┌────────
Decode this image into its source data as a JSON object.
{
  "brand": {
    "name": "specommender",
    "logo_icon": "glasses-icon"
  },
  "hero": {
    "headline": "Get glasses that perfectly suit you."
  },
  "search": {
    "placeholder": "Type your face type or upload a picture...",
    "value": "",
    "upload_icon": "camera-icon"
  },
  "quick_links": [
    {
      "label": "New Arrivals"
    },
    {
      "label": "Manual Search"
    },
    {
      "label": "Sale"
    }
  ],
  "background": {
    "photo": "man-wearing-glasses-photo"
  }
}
└────────
┌────────
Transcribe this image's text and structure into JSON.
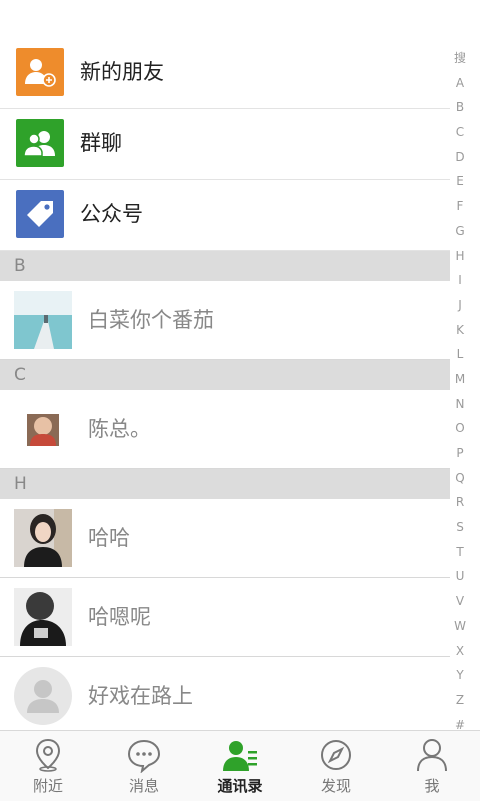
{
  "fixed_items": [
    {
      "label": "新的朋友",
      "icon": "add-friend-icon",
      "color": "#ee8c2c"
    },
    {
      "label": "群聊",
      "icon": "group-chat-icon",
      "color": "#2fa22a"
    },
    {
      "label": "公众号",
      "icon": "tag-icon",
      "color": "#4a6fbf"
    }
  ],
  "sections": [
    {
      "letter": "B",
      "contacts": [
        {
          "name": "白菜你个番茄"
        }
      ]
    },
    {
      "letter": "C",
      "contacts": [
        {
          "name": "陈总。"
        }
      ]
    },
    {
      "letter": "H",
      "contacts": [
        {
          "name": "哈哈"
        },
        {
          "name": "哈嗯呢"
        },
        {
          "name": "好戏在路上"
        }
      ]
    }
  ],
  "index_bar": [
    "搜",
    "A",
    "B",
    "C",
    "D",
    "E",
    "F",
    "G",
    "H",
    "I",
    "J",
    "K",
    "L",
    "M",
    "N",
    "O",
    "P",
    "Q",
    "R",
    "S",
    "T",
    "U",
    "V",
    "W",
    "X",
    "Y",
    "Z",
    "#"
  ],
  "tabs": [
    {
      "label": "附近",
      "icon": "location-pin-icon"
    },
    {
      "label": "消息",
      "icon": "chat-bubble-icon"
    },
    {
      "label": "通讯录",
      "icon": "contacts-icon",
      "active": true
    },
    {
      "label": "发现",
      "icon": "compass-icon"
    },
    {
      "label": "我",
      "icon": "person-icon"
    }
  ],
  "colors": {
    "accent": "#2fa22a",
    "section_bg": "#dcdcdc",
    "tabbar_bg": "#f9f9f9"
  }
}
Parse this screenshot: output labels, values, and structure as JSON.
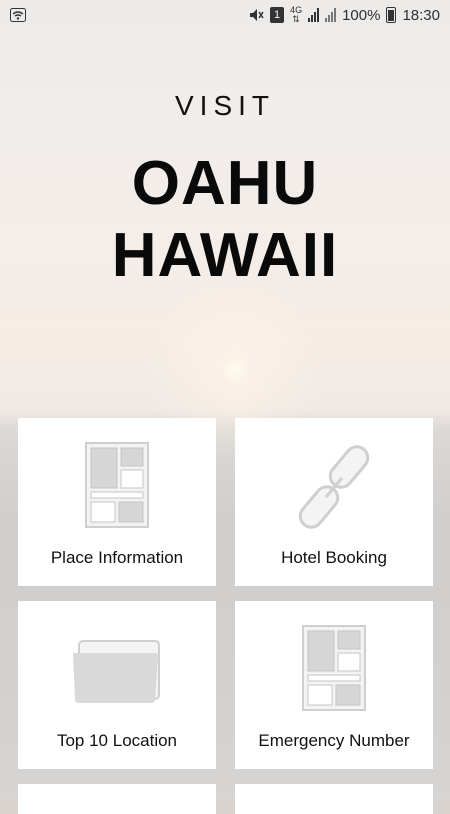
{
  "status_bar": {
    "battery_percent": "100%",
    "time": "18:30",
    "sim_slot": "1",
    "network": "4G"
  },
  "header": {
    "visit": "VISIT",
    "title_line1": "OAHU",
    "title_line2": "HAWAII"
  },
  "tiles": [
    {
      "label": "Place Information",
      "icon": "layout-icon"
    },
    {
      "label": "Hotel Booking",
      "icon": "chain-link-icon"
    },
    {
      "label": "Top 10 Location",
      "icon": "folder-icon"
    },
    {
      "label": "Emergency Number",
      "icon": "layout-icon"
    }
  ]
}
└────────
┌────────
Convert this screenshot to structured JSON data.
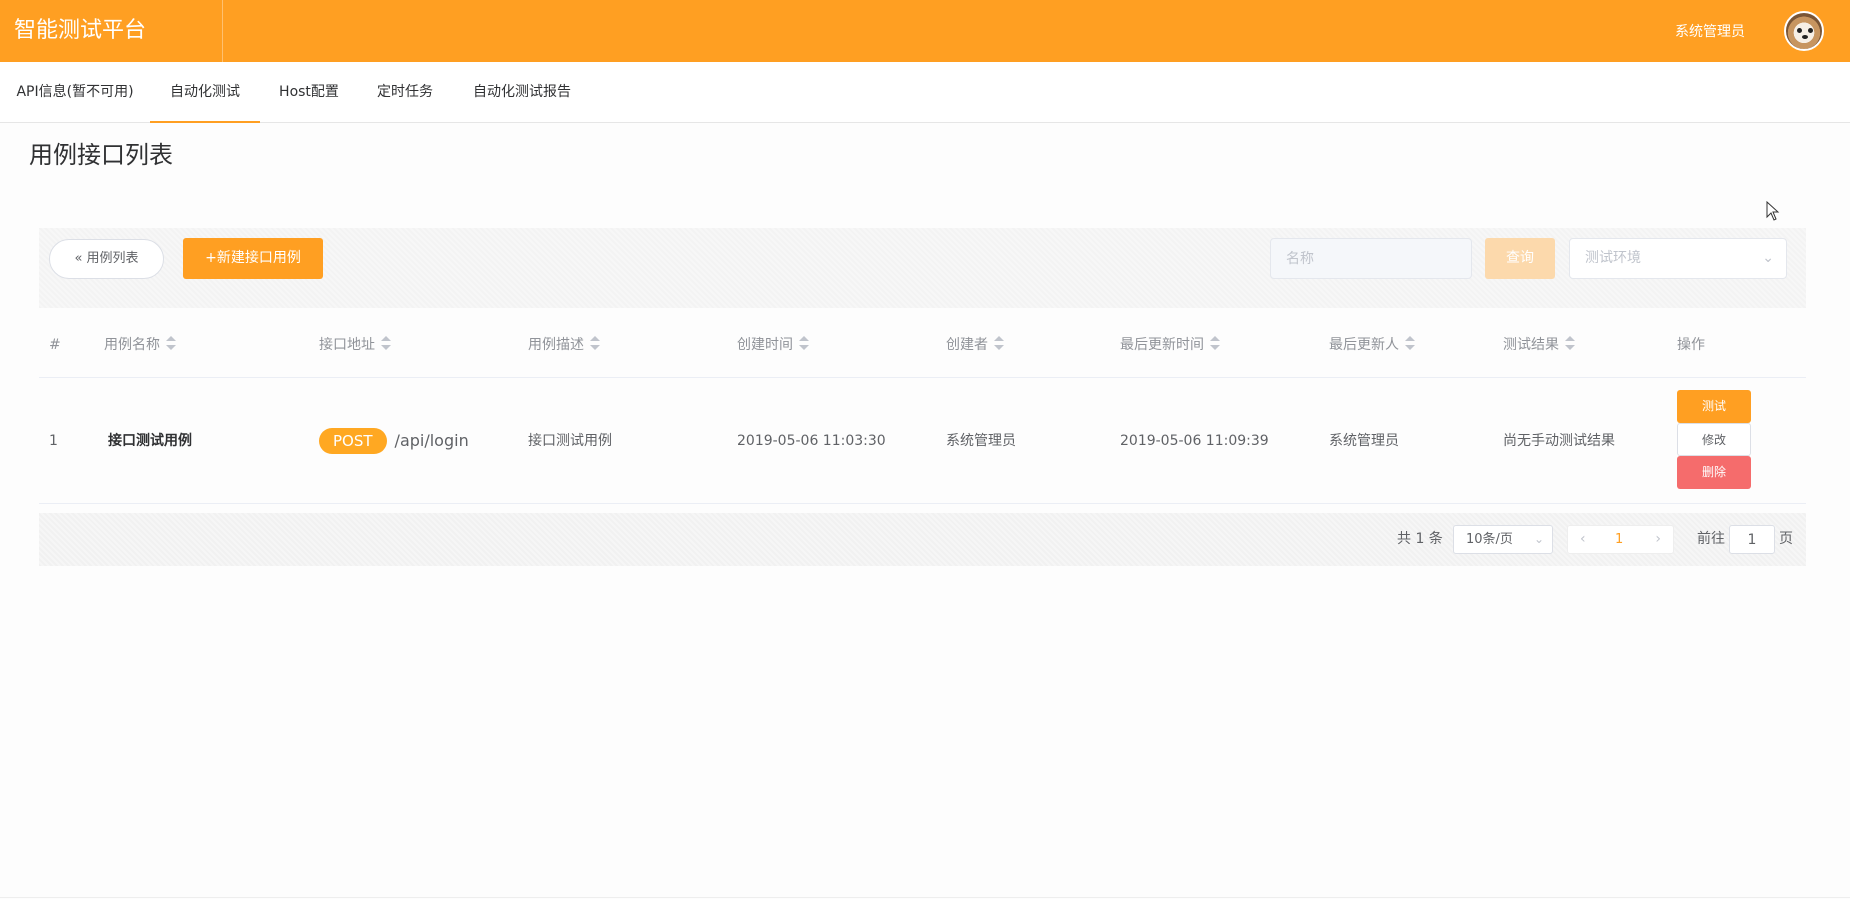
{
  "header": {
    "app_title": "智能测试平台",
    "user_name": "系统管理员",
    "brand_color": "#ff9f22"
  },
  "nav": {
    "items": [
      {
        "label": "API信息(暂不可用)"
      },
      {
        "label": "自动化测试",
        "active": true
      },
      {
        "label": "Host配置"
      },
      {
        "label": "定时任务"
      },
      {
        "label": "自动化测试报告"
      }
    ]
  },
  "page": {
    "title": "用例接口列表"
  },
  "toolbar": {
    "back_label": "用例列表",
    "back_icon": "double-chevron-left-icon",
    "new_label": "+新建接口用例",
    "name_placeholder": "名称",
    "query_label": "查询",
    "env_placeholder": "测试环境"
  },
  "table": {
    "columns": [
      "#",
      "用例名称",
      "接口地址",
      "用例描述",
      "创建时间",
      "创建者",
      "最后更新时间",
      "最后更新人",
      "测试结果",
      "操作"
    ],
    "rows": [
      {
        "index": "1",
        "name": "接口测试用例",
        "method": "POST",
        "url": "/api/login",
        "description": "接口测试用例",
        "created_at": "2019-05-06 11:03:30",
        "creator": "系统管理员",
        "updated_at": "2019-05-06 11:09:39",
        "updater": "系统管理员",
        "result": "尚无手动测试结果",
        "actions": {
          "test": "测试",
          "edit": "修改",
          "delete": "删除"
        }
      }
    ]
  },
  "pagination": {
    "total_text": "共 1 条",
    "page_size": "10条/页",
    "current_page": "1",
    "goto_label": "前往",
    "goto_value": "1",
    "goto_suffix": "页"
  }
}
└────────
Scan the material above. Copy each line that holds the word "screenshot".

Parse this screenshot: output labels, values, and structure as JSON.
Convert this screenshot to structured JSON data.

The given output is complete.